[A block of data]
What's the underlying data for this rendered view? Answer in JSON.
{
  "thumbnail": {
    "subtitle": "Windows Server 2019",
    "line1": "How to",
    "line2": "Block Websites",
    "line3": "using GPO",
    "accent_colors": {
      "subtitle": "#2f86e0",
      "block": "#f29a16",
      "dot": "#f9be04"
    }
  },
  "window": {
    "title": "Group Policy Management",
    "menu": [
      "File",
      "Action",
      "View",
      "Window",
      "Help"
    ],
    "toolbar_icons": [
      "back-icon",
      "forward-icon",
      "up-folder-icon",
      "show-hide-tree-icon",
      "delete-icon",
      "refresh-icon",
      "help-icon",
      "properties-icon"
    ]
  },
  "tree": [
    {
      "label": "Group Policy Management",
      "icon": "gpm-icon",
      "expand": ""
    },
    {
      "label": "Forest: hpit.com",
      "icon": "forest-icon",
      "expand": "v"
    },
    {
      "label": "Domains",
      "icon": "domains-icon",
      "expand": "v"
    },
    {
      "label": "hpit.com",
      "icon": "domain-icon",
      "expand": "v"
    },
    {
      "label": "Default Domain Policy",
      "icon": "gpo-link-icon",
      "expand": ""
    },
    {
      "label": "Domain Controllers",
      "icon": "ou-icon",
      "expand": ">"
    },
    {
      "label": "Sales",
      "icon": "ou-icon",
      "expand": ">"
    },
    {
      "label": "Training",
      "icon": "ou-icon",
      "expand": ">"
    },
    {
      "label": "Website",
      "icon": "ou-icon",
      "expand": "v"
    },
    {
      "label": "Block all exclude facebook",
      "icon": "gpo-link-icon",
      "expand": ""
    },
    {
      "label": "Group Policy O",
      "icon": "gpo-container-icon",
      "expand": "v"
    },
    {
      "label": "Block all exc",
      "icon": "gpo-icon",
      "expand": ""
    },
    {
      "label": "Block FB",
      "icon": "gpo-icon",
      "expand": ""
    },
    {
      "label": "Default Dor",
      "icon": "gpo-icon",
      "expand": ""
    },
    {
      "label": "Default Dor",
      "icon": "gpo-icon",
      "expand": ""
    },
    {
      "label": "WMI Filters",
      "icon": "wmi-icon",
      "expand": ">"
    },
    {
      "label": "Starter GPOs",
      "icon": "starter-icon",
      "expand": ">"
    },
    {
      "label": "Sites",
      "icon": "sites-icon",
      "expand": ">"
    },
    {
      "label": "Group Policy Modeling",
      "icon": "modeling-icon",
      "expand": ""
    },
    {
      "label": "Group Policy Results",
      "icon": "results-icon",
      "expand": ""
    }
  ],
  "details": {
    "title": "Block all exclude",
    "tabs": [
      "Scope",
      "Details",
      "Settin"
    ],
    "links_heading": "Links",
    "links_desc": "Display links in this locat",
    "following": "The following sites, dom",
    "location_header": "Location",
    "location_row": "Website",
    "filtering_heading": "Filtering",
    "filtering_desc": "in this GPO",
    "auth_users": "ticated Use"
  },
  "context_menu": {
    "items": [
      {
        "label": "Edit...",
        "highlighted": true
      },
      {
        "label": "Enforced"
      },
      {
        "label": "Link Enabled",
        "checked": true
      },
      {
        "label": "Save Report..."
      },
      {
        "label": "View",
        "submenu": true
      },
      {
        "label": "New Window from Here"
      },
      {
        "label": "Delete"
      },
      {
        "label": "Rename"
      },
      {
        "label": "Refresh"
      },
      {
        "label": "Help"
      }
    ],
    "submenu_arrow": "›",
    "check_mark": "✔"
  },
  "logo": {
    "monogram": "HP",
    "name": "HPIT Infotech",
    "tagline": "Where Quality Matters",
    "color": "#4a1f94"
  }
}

■ **THE PROBLEM**:
Ascertain the number of lines in the entries that include the word "this", and report only that number.

■ **ANSWER TO THE PROBLEM**:
3